- SHORT TASK:
Go through the entries below and write each one out exactly.

+===+

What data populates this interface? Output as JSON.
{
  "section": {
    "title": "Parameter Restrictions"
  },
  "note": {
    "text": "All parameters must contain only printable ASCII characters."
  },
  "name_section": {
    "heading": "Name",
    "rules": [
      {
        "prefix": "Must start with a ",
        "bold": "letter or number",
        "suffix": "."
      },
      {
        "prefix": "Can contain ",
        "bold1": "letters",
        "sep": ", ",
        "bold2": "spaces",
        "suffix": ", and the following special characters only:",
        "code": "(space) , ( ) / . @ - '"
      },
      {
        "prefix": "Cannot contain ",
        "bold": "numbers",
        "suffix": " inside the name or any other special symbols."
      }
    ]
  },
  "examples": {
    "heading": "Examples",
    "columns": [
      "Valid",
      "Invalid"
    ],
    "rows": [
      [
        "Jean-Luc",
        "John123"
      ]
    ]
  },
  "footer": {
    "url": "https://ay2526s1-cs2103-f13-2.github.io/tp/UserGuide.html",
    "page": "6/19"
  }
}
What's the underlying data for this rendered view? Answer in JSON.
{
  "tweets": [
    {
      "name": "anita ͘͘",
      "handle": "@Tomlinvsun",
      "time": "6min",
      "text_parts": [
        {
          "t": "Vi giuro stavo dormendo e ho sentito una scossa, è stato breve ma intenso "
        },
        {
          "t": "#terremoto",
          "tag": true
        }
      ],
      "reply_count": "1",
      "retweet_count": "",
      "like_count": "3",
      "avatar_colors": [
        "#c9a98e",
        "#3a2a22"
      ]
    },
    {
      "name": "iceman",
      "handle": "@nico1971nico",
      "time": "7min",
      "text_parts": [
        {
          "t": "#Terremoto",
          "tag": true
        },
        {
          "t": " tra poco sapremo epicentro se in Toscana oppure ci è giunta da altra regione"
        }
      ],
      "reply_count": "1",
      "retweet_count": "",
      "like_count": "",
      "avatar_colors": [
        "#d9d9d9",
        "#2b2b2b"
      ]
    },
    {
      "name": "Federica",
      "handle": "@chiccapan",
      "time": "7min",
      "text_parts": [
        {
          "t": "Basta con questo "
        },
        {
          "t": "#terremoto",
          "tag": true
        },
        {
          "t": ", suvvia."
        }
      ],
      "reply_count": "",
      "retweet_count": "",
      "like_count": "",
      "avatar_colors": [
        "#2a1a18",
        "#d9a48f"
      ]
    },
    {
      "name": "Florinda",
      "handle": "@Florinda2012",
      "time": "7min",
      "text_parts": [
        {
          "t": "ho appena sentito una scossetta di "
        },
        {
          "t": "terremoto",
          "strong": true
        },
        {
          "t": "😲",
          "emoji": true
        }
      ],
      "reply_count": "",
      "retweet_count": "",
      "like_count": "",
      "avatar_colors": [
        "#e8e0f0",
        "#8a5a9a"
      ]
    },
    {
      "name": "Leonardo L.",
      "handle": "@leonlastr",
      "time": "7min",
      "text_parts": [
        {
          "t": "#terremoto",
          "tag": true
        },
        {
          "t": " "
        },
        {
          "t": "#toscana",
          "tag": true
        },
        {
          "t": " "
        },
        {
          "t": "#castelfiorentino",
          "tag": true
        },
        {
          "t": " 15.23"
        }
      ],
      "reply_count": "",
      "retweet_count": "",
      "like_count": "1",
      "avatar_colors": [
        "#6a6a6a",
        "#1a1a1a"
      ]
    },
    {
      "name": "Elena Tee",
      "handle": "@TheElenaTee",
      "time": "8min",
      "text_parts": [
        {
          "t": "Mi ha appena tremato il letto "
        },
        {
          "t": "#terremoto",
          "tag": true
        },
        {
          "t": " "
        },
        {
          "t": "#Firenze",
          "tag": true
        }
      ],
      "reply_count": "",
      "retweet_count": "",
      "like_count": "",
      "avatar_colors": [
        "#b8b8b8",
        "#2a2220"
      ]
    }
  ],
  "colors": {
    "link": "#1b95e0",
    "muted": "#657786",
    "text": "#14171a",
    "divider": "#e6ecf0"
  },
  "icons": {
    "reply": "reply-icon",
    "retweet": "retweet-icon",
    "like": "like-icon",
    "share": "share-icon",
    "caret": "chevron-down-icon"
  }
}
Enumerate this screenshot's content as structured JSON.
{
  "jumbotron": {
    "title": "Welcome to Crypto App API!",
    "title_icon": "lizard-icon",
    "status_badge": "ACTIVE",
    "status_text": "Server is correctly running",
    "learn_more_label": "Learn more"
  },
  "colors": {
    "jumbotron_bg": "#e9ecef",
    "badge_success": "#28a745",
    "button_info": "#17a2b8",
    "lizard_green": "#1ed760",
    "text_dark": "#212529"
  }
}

+===+

- ANSWER TO THIS PROBLEM:
What data populates this interface? Output as JSON.
{
  "section": {
    "title": "Parameter Restrictions"
  },
  "note": {
    "text": "All parameters must contain only printable ASCII characters."
  },
  "name_section": {
    "heading": "Name",
    "rules": [
      {
        "prefix": "Must start with a ",
        "bold": "letter or number",
        "suffix": "."
      },
      {
        "prefix": "Can contain ",
        "bold1": "letters",
        "sep": ", ",
        "bold2": "spaces",
        "suffix": ", and the following special characters only:",
        "code": "(space) , ( ) / . @ - '"
      },
      {
        "prefix": "Cannot contain ",
        "bold": "numbers",
        "suffix": " inside the name or any other special symbols."
      }
    ]
  },
  "examples": {
    "heading": "Examples",
    "columns": [
      "Valid",
      "Invalid"
    ],
    "rows": [
      [
        "Jean-Luc",
        "John123"
      ]
    ]
  },
  "footer": {
    "url": "https://ay2526s1-cs2103-f13-2.github.io/tp/UserGuide.html",
    "page": "6/19"
  }
}
What's the underlying data for this rendered view? Answer in JSON.
{
  "tweets": [
    {
      "name": "anita ͘͘",
      "handle": "@Tomlinvsun",
      "time": "6min",
      "text_parts": [
        {
          "t": "Vi giuro stavo dormendo e ho sentito una scossa, è stato breve ma intenso "
        },
        {
          "t": "#terremoto",
          "tag": true
        }
      ],
      "reply_count": "1",
      "retweet_count": "",
      "like_count": "3",
      "avatar_colors": [
        "#c9a98e",
        "#3a2a22"
      ]
    },
    {
      "name": "iceman",
      "handle": "@nico1971nico",
      "time": "7min",
      "text_parts": [
        {
          "t": "#Terremoto",
          "tag": true
        },
        {
          "t": " tra poco sapremo epicentro se in Toscana oppure ci è giunta da altra regione"
        }
      ],
      "reply_count": "1",
      "retweet_count": "",
      "like_count": "",
      "avatar_colors": [
        "#d9d9d9",
        "#2b2b2b"
      ]
    },
    {
      "name": "Federica",
      "handle": "@chiccapan",
      "time": "7min",
      "text_parts": [
        {
          "t": "Basta con questo "
        },
        {
          "t": "#terremoto",
          "tag": true
        },
        {
          "t": ", suvvia."
        }
      ],
      "reply_count": "",
      "retweet_count": "",
      "like_count": "",
      "avatar_colors": [
        "#2a1a18",
        "#d9a48f"
      ]
    },
    {
      "name": "Florinda",
      "handle": "@Florinda2012",
      "time": "7min",
      "text_parts": [
        {
          "t": "ho appena sentito una scossetta di "
        },
        {
          "t": "terremoto",
          "strong": true
        },
        {
          "t": "😲",
          "emoji": true
        }
      ],
      "reply_count": "",
      "retweet_count": "",
      "like_count": "",
      "avatar_colors": [
        "#e8e0f0",
        "#8a5a9a"
      ]
    },
    {
      "name": "Leonardo L.",
      "handle": "@leonlastr",
      "time": "7min",
      "text_parts": [
        {
          "t": "#terremoto",
          "tag": true
        },
        {
          "t": " "
        },
        {
          "t": "#toscana",
          "tag": true
        },
        {
          "t": " "
        },
        {
          "t": "#castelfiorentino",
          "tag": true
        },
        {
          "t": " 15.23"
        }
      ],
      "reply_count": "",
      "retweet_count": "",
      "like_count": "1",
      "avatar_colors": [
        "#6a6a6a",
        "#1a1a1a"
      ]
    },
    {
      "name": "Elena Tee",
      "handle": "@TheElenaTee",
      "time": "8min",
      "text_parts": [
        {
          "t": "Mi ha appena tremato il letto "
        },
        {
          "t": "#terremoto",
          "tag": true
        },
        {
          "t": " "
        },
        {
          "t": "#Firenze",
          "tag": true
        }
      ],
      "reply_count": "",
      "retweet_count": "",
      "like_count": "",
      "avatar_colors": [
        "#b8b8b8",
        "#2a2220"
      ]
    }
  ],
  "colors": {
    "link": "#1b95e0",
    "muted": "#657786",
    "text": "#14171a",
    "divider": "#e6ecf0"
  },
  "icons": {
    "reply": "reply-icon",
    "retweet": "retweet-icon",
    "like": "like-icon",
    "share": "share-icon",
    "caret": "chevron-down-icon"
  }
}
Enumerate this screenshot's content as structured JSON.
{
  "jumbotron": {
    "title": "Welcome to Crypto App API!",
    "title_icon": "lizard-icon",
    "status_badge": "ACTIVE",
    "status_text": "Server is correctly running",
    "learn_more_label": "Learn more"
  },
  "colors": {
    "jumbotron_bg": "#e9ecef",
    "badge_success": "#28a745",
    "button_info": "#17a2b8",
    "lizard_green": "#1ed760",
    "text_dark": "#212529"
  }
}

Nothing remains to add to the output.